Written problem:
Pictures don't belong in the copy; print all the records exactly.

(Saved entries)
----------

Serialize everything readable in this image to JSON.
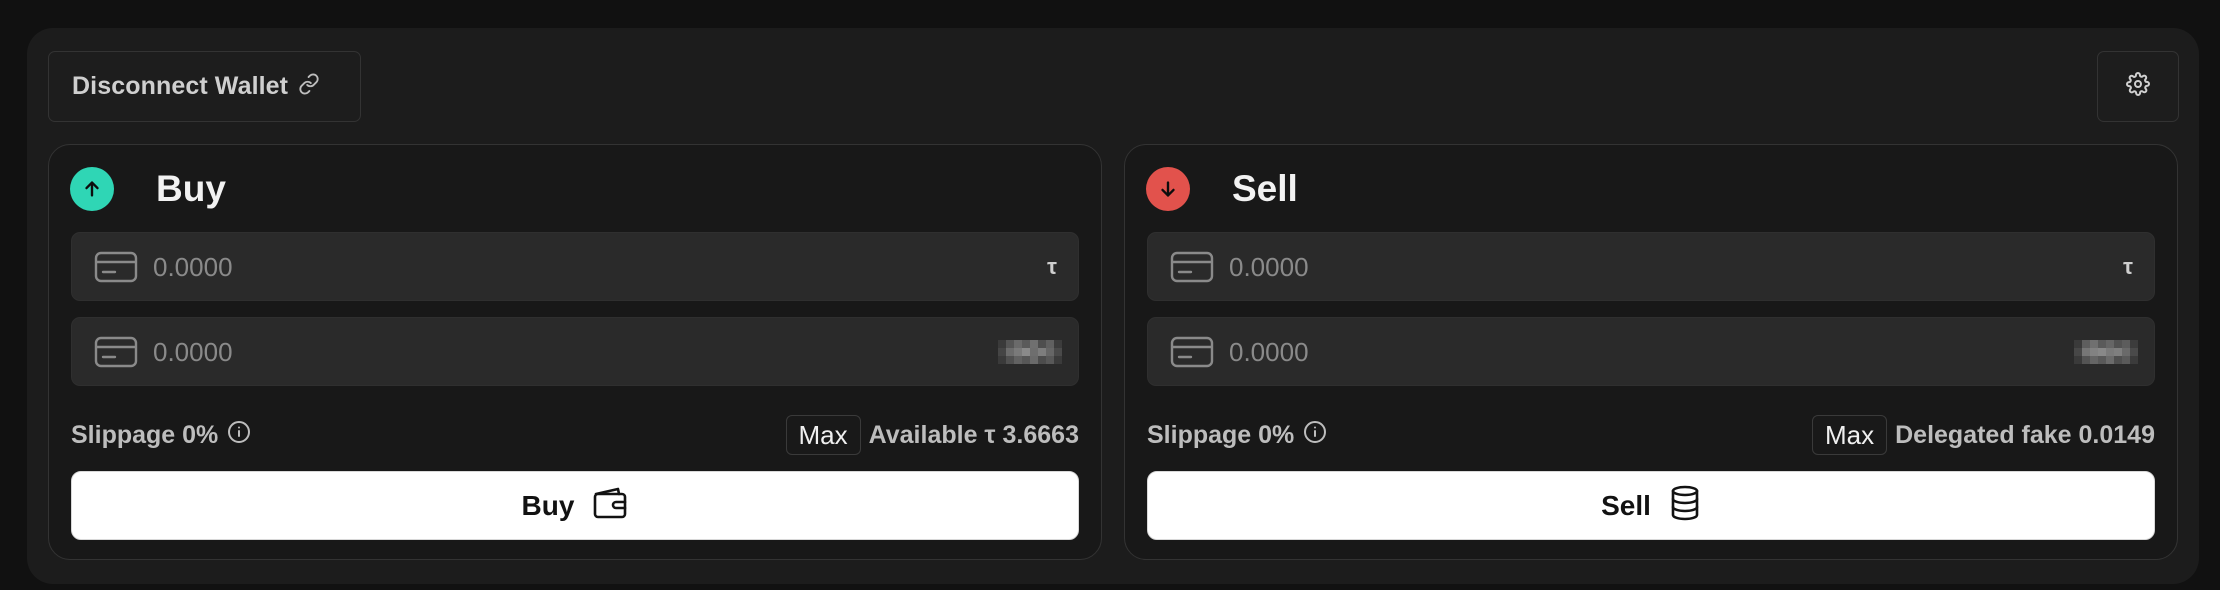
{
  "header": {
    "disconnect_label": "Disconnect Wallet",
    "link_icon": "link-icon",
    "settings_icon": "gear-icon"
  },
  "buy": {
    "title": "Buy",
    "icon": "arrow-up-circle-icon",
    "icon_color": "#2fd6b5",
    "input1": {
      "placeholder": "0.0000",
      "suffix": "τ",
      "icon": "credit-card-icon"
    },
    "input2": {
      "placeholder": "0.0000",
      "icon": "credit-card-icon"
    },
    "slippage_label": "Slippage 0%",
    "max_label": "Max",
    "available_label": "Available τ 3.6663",
    "action_label": "Buy",
    "action_icon": "wallet-icon"
  },
  "sell": {
    "title": "Sell",
    "icon": "arrow-down-circle-icon",
    "icon_color": "#e2524c",
    "input1": {
      "placeholder": "0.0000",
      "suffix": "τ",
      "icon": "credit-card-icon"
    },
    "input2": {
      "placeholder": "0.0000",
      "icon": "credit-card-icon"
    },
    "slippage_label": "Slippage 0%",
    "max_label": "Max",
    "available_label": "Delegated fake 0.0149",
    "action_label": "Sell",
    "action_icon": "database-icon"
  },
  "colors": {
    "background": "#111111",
    "card": "#1c1c1c",
    "panel": "#181818",
    "input": "#2a2a2a",
    "buy_accent": "#2fd6b5",
    "sell_accent": "#e2524c",
    "button": "#ffffff"
  }
}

----------

Full response:
Serialize everything readable in this image to JSON.
{
  "header": {
    "disconnect_label": "Disconnect Wallet",
    "link_icon": "link-icon",
    "settings_icon": "gear-icon"
  },
  "buy": {
    "title": "Buy",
    "icon": "arrow-up-circle-icon",
    "icon_color": "#2fd6b5",
    "input1": {
      "placeholder": "0.0000",
      "suffix": "τ",
      "icon": "credit-card-icon"
    },
    "input2": {
      "placeholder": "0.0000",
      "icon": "credit-card-icon"
    },
    "slippage_label": "Slippage 0%",
    "max_label": "Max",
    "available_label": "Available τ 3.6663",
    "action_label": "Buy",
    "action_icon": "wallet-icon"
  },
  "sell": {
    "title": "Sell",
    "icon": "arrow-down-circle-icon",
    "icon_color": "#e2524c",
    "input1": {
      "placeholder": "0.0000",
      "suffix": "τ",
      "icon": "credit-card-icon"
    },
    "input2": {
      "placeholder": "0.0000",
      "icon": "credit-card-icon"
    },
    "slippage_label": "Slippage 0%",
    "max_label": "Max",
    "available_label": "Delegated fake 0.0149",
    "action_label": "Sell",
    "action_icon": "database-icon"
  },
  "colors": {
    "background": "#111111",
    "card": "#1c1c1c",
    "panel": "#181818",
    "input": "#2a2a2a",
    "buy_accent": "#2fd6b5",
    "sell_accent": "#e2524c",
    "button": "#ffffff"
  }
}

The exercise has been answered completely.